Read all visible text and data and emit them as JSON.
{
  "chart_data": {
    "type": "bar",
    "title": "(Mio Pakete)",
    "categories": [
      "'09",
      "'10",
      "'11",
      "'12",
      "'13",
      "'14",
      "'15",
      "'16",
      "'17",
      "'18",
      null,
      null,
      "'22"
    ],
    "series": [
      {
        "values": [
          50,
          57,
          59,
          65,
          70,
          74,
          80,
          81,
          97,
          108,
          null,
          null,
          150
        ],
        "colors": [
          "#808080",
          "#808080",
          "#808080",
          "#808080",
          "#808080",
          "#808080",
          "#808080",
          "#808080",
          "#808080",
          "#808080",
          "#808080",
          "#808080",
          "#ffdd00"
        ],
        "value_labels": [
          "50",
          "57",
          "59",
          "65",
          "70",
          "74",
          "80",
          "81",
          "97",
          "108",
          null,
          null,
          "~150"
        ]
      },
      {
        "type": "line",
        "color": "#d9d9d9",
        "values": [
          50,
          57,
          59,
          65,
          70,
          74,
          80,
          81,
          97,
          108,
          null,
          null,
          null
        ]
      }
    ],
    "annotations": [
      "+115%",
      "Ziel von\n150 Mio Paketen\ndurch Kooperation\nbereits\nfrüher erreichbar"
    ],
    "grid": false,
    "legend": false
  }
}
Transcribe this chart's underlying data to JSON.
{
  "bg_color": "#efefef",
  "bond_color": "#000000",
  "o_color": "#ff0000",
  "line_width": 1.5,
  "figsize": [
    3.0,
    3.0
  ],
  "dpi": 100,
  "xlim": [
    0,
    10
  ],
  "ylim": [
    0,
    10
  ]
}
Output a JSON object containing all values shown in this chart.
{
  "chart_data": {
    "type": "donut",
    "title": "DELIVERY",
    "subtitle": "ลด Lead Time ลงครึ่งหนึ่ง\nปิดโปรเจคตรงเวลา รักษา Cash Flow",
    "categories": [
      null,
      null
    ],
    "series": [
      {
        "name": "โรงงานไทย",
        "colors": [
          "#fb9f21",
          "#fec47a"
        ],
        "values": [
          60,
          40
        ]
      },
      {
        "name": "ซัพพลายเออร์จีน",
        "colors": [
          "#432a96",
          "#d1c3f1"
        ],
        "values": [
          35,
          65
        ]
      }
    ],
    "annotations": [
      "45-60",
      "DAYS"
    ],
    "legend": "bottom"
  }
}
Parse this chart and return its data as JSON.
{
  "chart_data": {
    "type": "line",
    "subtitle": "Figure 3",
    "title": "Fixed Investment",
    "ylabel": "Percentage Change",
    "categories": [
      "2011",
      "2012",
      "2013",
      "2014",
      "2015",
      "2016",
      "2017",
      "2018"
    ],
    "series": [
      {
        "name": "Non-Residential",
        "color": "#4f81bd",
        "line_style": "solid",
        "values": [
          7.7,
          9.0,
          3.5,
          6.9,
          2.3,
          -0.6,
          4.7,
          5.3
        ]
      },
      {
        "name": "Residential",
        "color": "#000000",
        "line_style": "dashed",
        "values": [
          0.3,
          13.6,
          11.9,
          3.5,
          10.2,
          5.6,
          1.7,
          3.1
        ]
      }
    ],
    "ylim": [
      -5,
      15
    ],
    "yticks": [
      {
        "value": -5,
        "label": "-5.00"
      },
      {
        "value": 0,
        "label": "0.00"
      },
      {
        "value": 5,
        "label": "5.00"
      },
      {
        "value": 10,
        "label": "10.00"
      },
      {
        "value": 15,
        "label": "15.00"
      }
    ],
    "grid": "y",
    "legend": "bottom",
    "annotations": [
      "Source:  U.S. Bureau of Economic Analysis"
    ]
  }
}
======
## Written task
Each line in the listing above either holds the string "subtitle" or does not; state how many do, giving the number only.

## In response
2